▼

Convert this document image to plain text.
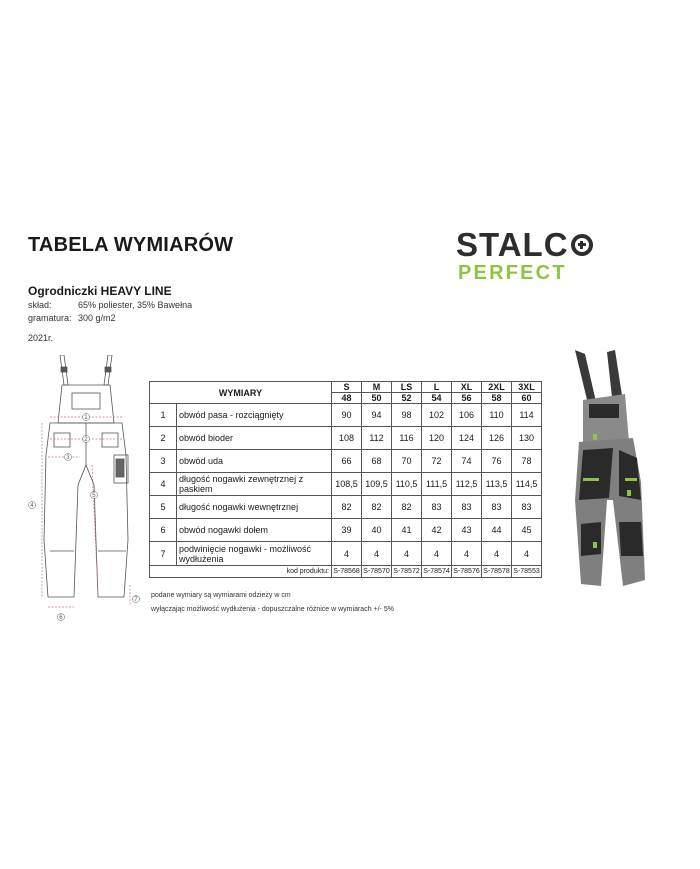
TABELA WYMIARÓW	STALC
PERFECT
Ogrodniczki HEAVY LINE
skład:	65% poliester, 35% Bawełna
gramatura: 300 g/m2
2021r.
1
2
3
4
5
6
7
WYMIARY		S	M	LS	L	XL	2XL	3XL
		48	50	52	54	56	58	60
1	obwód pasa - rozciągnięty	90	94	98	102	106	110	114
2	obwód bioder	108	112	116	120	124	126	130
3	obwód uda	66	68	70	72	74	76	78
4	długość nogawki zewnętrznej z paskiem	108,5	109,5	110,5	111,5	112,5	113,5	114,5
5	długość nogawki wewnętrznej	82	82	82	83	83	83	83
6	obwód nogawki dołem	39	40	41	42	43	44	45
7	podwinięcie nogawki - możliwość wydłużenia	4	4	4	4	4	4	4
kod produktu:		S-78568	S-78570	S-78572	S-78574	S-78576	S-78578	S-78553
podane wymiary są wymiarami odzieży w cm
wyłączając możliwość wydłużenia - dopuszczalne różnice w wymiarach +/- 5%
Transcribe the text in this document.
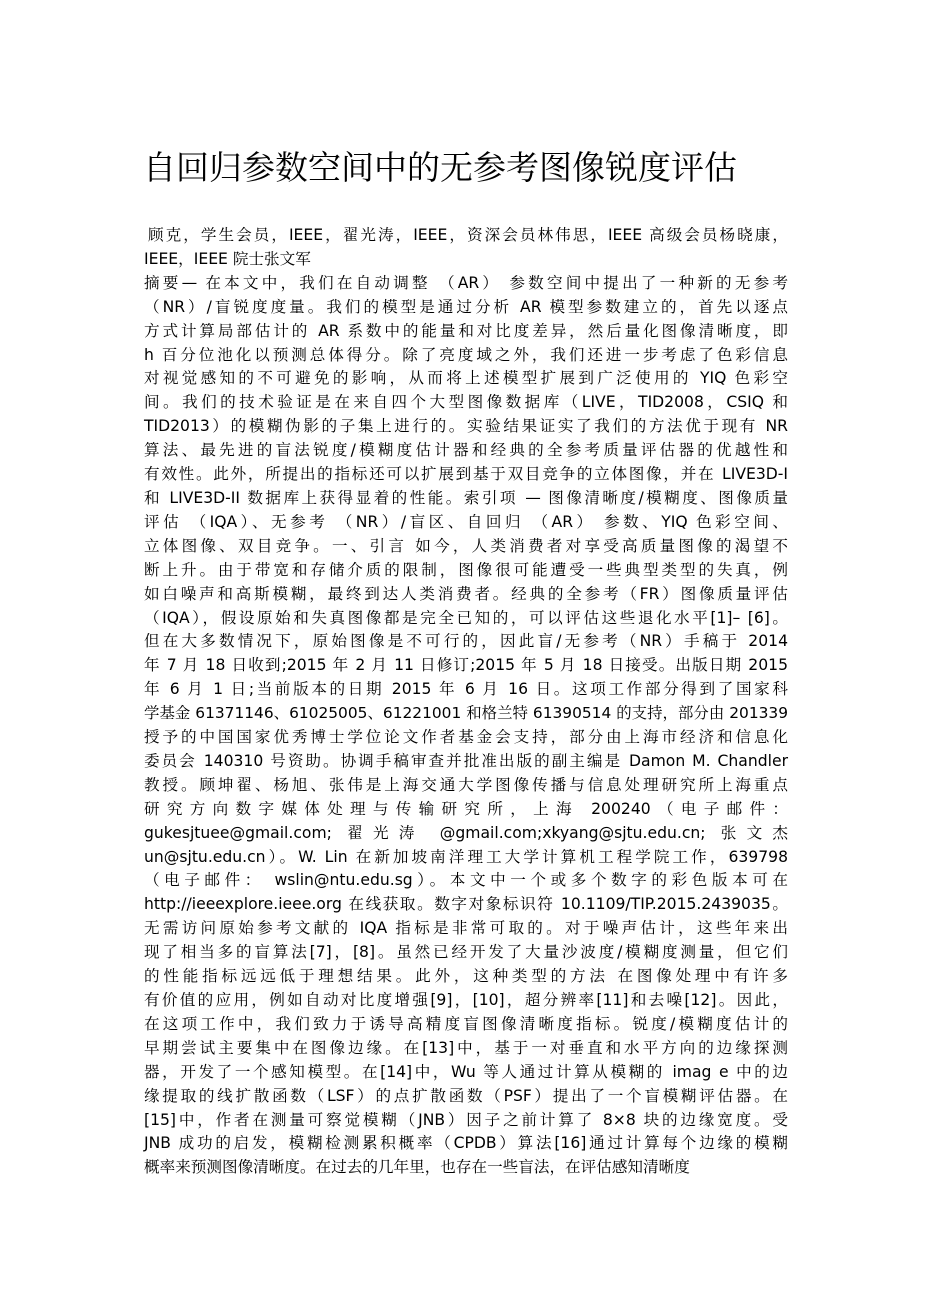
自回归参数空间中的无参考图像锐度评估
顾克，学生会员，IEEE，翟光涛，IEEE，资深会员林伟思，IEEE 高级会员杨晓康，
IEEE，IEEE 院士张文军
摘要— 在本文中，我们在自动调整 （AR） 参数空间中提出了一种新的无参考
（NR）/盲锐度度量。我们的模型是通过分析 AR 模型参数建立的，首先以逐点
方式计算局部估计的 AR 系数中的能量和对比度差异，然后量化图像清晰度，即
h 百分位池化以预测总体得分。除了亮度域之外，我们还进一步考虑了色彩信息
对视觉感知的不可避免的影响，从而将上述模型扩展到广泛使用的 YIQ 色彩空
间。我们的技术验证是在来自四个大型图像数据库（LIVE，TID2008，CSIQ 和
TID2013）的模糊伪影的子集上进行的。实验结果证实了我们的方法优于现有 NR
算法、最先进的盲法锐度/模糊度估计器和经典的全参考质量评估器的优越性和
有效性。此外，所提出的指标还可以扩展到基于双目竞争的立体图像，并在 LIVE3D-I
和 LIVE3D-II 数据库上获得显着的性能。索引项 — 图像清晰度/模糊度、图像质量
评估 （IQA）、无参考 （NR）/盲区、自回归 （AR） 参数、YIQ 色彩空间、
立体图像、双目竞争。一、引言 如今，人类消费者对享受高质量图像的渴望不
断上升。由于带宽和存储介质的限制，图像很可能遭受一些典型类型的失真，例
如白噪声和高斯模糊，最终到达人类消费者。经典的全参考（FR）图像质量评估
（IQA），假设原始和失真图像都是完全已知的，可以评估这些退化水平[1]– [6]。
但在大多数情况下，原始图像是不可行的，因此盲/无参考（NR）手稿于 2014
年 7 月 18 日收到;2015 年 2 月 11 日修订;2015 年 5 月 18 日接受。出版日期 2015
年 6 月 1 日;当前版本的日期 2015 年 6 月 16 日。这项工作部分得到了国家科
学基金 61371146、61025005、61221001 和格兰特 61390514 的支持，部分由 201339
授予的中国国家优秀博士学位论文作者基金会支持，部分由上海市经济和信息化
委员会 140310 号资助。协调手稿审查并批准出版的副主编是 Damon M. Chandler
教授。顾坤翟、杨旭、张伟是上海交通大学图像传播与信息处理研究所上海重点
研究方向数字媒体处理与传输研究所，上海 200240（电子邮件：
gukesjtuee@gmail.com; 翟光涛 @gmail.com;xkyang@sjtu.edu.cn; 张文杰
un@sjtu.edu.cn）。W. Lin 在新加坡南洋理工大学计算机工程学院工作，639798
（电子邮件： wslin@ntu.edu.sg）。本文中一个或多个数字的彩色版本可在
http://ieeexplore.ieee.org 在线获取。数字对象标识符 10.1109/TIP.2015.2439035。
无需访问原始参考文献的 IQA 指标是非常可取的。对于噪声估计，这些年来出
现了相当多的盲算法[7]，[8]。虽然已经开发了大量沙波度/模糊度测量，但它们
的性能指标远远低于理想结果。此外，这种类型的方法 在图像处理中有许多
有价值的应用，例如自动对比度增强[9]，[10]，超分辨率[11]和去噪[12]。因此，
在这项工作中，我们致力于诱导高精度盲图像清晰度指标。锐度/模糊度估计的
早期尝试主要集中在图像边缘。在[13]中，基于一对垂直和水平方向的边缘探测
器，开发了一个感知模型。在[14]中，Wu 等人通过计算从模糊的 imag e 中的边
缘提取的线扩散函数（LSF）的点扩散函数（PSF）提出了一个盲模糊评估器。在
[15]中，作者在测量可察觉模糊（JNB）因子之前计算了 8×8 块的边缘宽度。受
JNB 成功的启发，模糊检测累积概率（CPDB）算法[16]通过计算每个边缘的模糊
概率来预测图像清晰度。在过去的几年里，也存在一些盲法，在评估感知清晰度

▲

_Your task_
Pictures stay out; repeat all the rest of the records exactly.

_Full output_
Convert this document image to plain text.
TABELA WYMIARÓW	STALC
PERFECT
Ogrodniczki HEAVY LINE
skład:	65% poliester, 35% Bawełna
gramatura: 300 g/m2
2021r.
1
2
3
4
5
6
7
WYMIARY		S	M	LS	L	XL	2XL	3XL
		48	50	52	54	56	58	60
1	obwód pasa - rozciągnięty	90	94	98	102	106	110	114
2	obwód bioder	108	112	116	120	124	126	130
3	obwód uda	66	68	70	72	74	76	78
4	długość nogawki zewnętrznej z paskiem	108,5	109,5	110,5	111,5	112,5	113,5	114,5
5	długość nogawki wewnętrznej	82	82	82	83	83	83	83
6	obwód nogawki dołem	39	40	41	42	43	44	45
7	podwinięcie nogawki - możliwość wydłużenia	4	4	4	4	4	4	4
kod produktu:		S-78568	S-78570	S-78572	S-78574	S-78576	S-78578	S-78553
podane wymiary są wymiarami odzieży w cm
wyłączając możliwość wydłużenia - dopuszczalne różnice w wymiarach +/- 5%
Transcribe the text in this document.
自回归参数空间中的无参考图像锐度评估
顾克，学生会员，IEEE，翟光涛，IEEE，资深会员林伟思，IEEE 高级会员杨晓康，
IEEE，IEEE 院士张文军
摘要— 在本文中，我们在自动调整 （AR） 参数空间中提出了一种新的无参考
（NR）/盲锐度度量。我们的模型是通过分析 AR 模型参数建立的，首先以逐点
方式计算局部估计的 AR 系数中的能量和对比度差异，然后量化图像清晰度，即
h 百分位池化以预测总体得分。除了亮度域之外，我们还进一步考虑了色彩信息
对视觉感知的不可避免的影响，从而将上述模型扩展到广泛使用的 YIQ 色彩空
间。我们的技术验证是在来自四个大型图像数据库（LIVE，TID2008，CSIQ 和
TID2013）的模糊伪影的子集上进行的。实验结果证实了我们的方法优于现有 NR
算法、最先进的盲法锐度/模糊度估计器和经典的全参考质量评估器的优越性和
有效性。此外，所提出的指标还可以扩展到基于双目竞争的立体图像，并在 LIVE3D-I
和 LIVE3D-II 数据库上获得显着的性能。索引项 — 图像清晰度/模糊度、图像质量
评估 （IQA）、无参考 （NR）/盲区、自回归 （AR） 参数、YIQ 色彩空间、
立体图像、双目竞争。一、引言 如今，人类消费者对享受高质量图像的渴望不
断上升。由于带宽和存储介质的限制，图像很可能遭受一些典型类型的失真，例
如白噪声和高斯模糊，最终到达人类消费者。经典的全参考（FR）图像质量评估
（IQA），假设原始和失真图像都是完全已知的，可以评估这些退化水平[1]– [6]。
但在大多数情况下，原始图像是不可行的，因此盲/无参考（NR）手稿于 2014
年 7 月 18 日收到;2015 年 2 月 11 日修订;2015 年 5 月 18 日接受。出版日期 2015
年 6 月 1 日;当前版本的日期 2015 年 6 月 16 日。这项工作部分得到了国家科
学基金 61371146、61025005、61221001 和格兰特 61390514 的支持，部分由 201339
授予的中国国家优秀博士学位论文作者基金会支持，部分由上海市经济和信息化
委员会 140310 号资助。协调手稿审查并批准出版的副主编是 Damon M. Chandler
教授。顾坤翟、杨旭、张伟是上海交通大学图像传播与信息处理研究所上海重点
研究方向数字媒体处理与传输研究所，上海 200240（电子邮件：
gukesjtuee@gmail.com; 翟光涛 @gmail.com;xkyang@sjtu.edu.cn; 张文杰
un@sjtu.edu.cn）。W. Lin 在新加坡南洋理工大学计算机工程学院工作，639798
（电子邮件： wslin@ntu.edu.sg）。本文中一个或多个数字的彩色版本可在
http://ieeexplore.ieee.org 在线获取。数字对象标识符 10.1109/TIP.2015.2439035。
无需访问原始参考文献的 IQA 指标是非常可取的。对于噪声估计，这些年来出
现了相当多的盲算法[7]，[8]。虽然已经开发了大量沙波度/模糊度测量，但它们
的性能指标远远低于理想结果。此外，这种类型的方法 在图像处理中有许多
有价值的应用，例如自动对比度增强[9]，[10]，超分辨率[11]和去噪[12]。因此，
在这项工作中，我们致力于诱导高精度盲图像清晰度指标。锐度/模糊度估计的
早期尝试主要集中在图像边缘。在[13]中，基于一对垂直和水平方向的边缘探测
器，开发了一个感知模型。在[14]中，Wu 等人通过计算从模糊的 imag e 中的边
缘提取的线扩散函数（LSF）的点扩散函数（PSF）提出了一个盲模糊评估器。在
[15]中，作者在测量可察觉模糊（JNB）因子之前计算了 8×8 块的边缘宽度。受
JNB 成功的启发，模糊检测累积概率（CPDB）算法[16]通过计算每个边缘的模糊
概率来预测图像清晰度。在过去的几年里，也存在一些盲法，在评估感知清晰度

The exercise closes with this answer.